Without including any images, repeat the data exactly.

•••

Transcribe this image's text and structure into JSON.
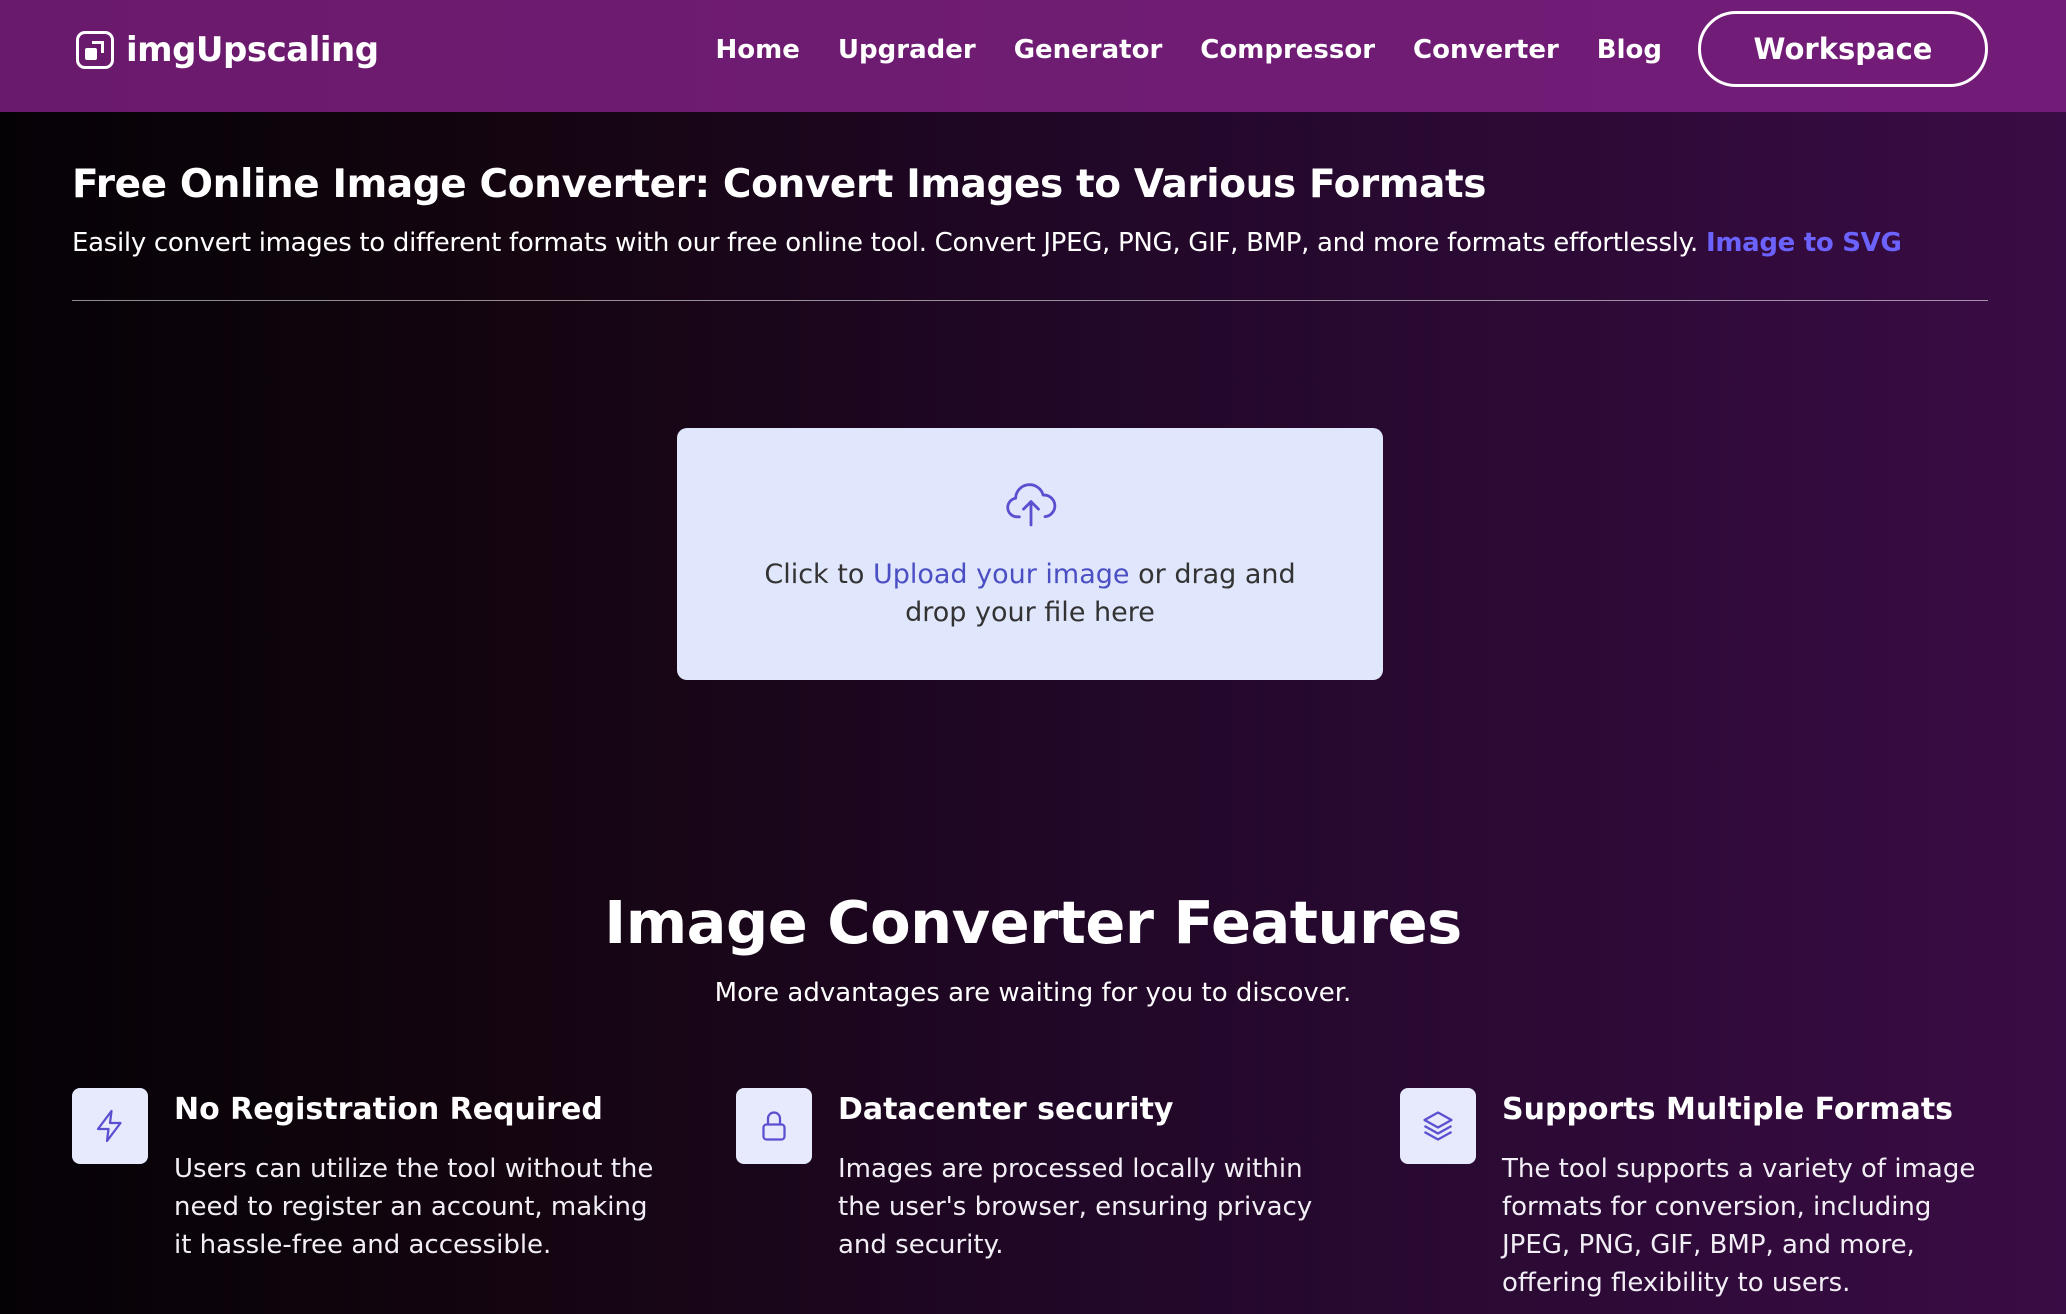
{
  "navbar": {
    "brand": "imgUpscaling",
    "links": [
      "Home",
      "Upgrader",
      "Generator",
      "Compressor",
      "Converter",
      "Blog"
    ],
    "workspace_label": "Workspace"
  },
  "header": {
    "title": "Free Online Image Converter: Convert Images to Various Formats",
    "subtitle": "Easily convert images to different formats with our free online tool. Convert JPEG, PNG, GIF, BMP, and more formats effortlessly.",
    "subtitle_link": "Image to SVG"
  },
  "upload": {
    "prefix": "Click to ",
    "link": "Upload your image",
    "suffix": " or drag and drop your file here",
    "icon": "cloud-upload-icon"
  },
  "features": {
    "title": "Image Converter Features",
    "subtitle": "More advantages are waiting for you to discover.",
    "items": [
      {
        "icon": "lightning-icon",
        "title": "No Registration Required",
        "description": "Users can utilize the tool without the need to register an account, making it hassle-free and accessible."
      },
      {
        "icon": "lock-icon",
        "title": "Datacenter security",
        "description": "Images are processed locally within the user's browser, ensuring privacy and security."
      },
      {
        "icon": "layers-icon",
        "title": "Supports Multiple Formats",
        "description": "The tool supports a variety of image formats for conversion, including JPEG, PNG, GIF, BMP, and more, offering flexibility to users."
      }
    ]
  },
  "colors": {
    "navbar": "#6f1c73",
    "accent_link": "#6c63ff",
    "upload_bg": "#e0e6fb",
    "icon_stroke": "#5a4fd0"
  }
}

•••

→ Full answer:
Transcribe this image's text and structure into JSON.
{
  "navbar": {
    "brand": "imgUpscaling",
    "links": [
      "Home",
      "Upgrader",
      "Generator",
      "Compressor",
      "Converter",
      "Blog"
    ],
    "workspace_label": "Workspace"
  },
  "header": {
    "title": "Free Online Image Converter: Convert Images to Various Formats",
    "subtitle": "Easily convert images to different formats with our free online tool. Convert JPEG, PNG, GIF, BMP, and more formats effortlessly.",
    "subtitle_link": "Image to SVG"
  },
  "upload": {
    "prefix": "Click to ",
    "link": "Upload your image",
    "suffix": " or drag and drop your file here",
    "icon": "cloud-upload-icon"
  },
  "features": {
    "title": "Image Converter Features",
    "subtitle": "More advantages are waiting for you to discover.",
    "items": [
      {
        "icon": "lightning-icon",
        "title": "No Registration Required",
        "description": "Users can utilize the tool without the need to register an account, making it hassle-free and accessible."
      },
      {
        "icon": "lock-icon",
        "title": "Datacenter security",
        "description": "Images are processed locally within the user's browser, ensuring privacy and security."
      },
      {
        "icon": "layers-icon",
        "title": "Supports Multiple Formats",
        "description": "The tool supports a variety of image formats for conversion, including JPEG, PNG, GIF, BMP, and more, offering flexibility to users."
      }
    ]
  },
  "colors": {
    "navbar": "#6f1c73",
    "accent_link": "#6c63ff",
    "upload_bg": "#e0e6fb",
    "icon_stroke": "#5a4fd0"
  }
}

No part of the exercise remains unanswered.